### Required work
Please print every record below exactly as it appears.

Start Extracted entries

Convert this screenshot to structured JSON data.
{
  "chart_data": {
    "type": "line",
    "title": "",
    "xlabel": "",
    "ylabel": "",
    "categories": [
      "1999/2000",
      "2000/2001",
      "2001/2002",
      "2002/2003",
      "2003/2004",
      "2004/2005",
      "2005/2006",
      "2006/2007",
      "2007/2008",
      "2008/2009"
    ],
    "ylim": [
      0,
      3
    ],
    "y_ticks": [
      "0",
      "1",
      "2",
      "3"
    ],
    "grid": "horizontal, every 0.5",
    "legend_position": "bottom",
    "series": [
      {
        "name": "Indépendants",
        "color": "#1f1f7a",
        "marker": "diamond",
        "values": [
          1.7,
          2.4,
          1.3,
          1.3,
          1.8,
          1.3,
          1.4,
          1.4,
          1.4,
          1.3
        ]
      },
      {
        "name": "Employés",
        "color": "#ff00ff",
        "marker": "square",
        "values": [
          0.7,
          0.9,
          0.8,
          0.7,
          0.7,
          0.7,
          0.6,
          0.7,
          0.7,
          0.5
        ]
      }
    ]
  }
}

End Extracted entries

### Task result
Convert this screenshot to structured JSON data.
{
  "chart_data": {
    "type": "line",
    "title": "",
    "xlabel": "",
    "ylabel": "",
    "categories": [
      "1999/2000",
      "2000/2001",
      "2001/2002",
      "2002/2003",
      "2003/2004",
      "2004/2005",
      "2005/2006",
      "2006/2007",
      "2007/2008",
      "2008/2009"
    ],
    "ylim": [
      0,
      3
    ],
    "y_ticks": [
      "0",
      "1",
      "2",
      "3"
    ],
    "grid": "horizontal, every 0.5",
    "legend_position": "bottom",
    "series": [
      {
        "name": "Indépendants",
        "color": "#1f1f7a",
        "marker": "diamond",
        "values": [
          1.7,
          2.4,
          1.3,
          1.3,
          1.8,
          1.3,
          1.4,
          1.4,
          1.4,
          1.3
        ]
      },
      {
        "name": "Employés",
        "color": "#ff00ff",
        "marker": "square",
        "values": [
          0.7,
          0.9,
          0.8,
          0.7,
          0.7,
          0.7,
          0.6,
          0.7,
          0.7,
          0.5
        ]
      }
    ]
  }
}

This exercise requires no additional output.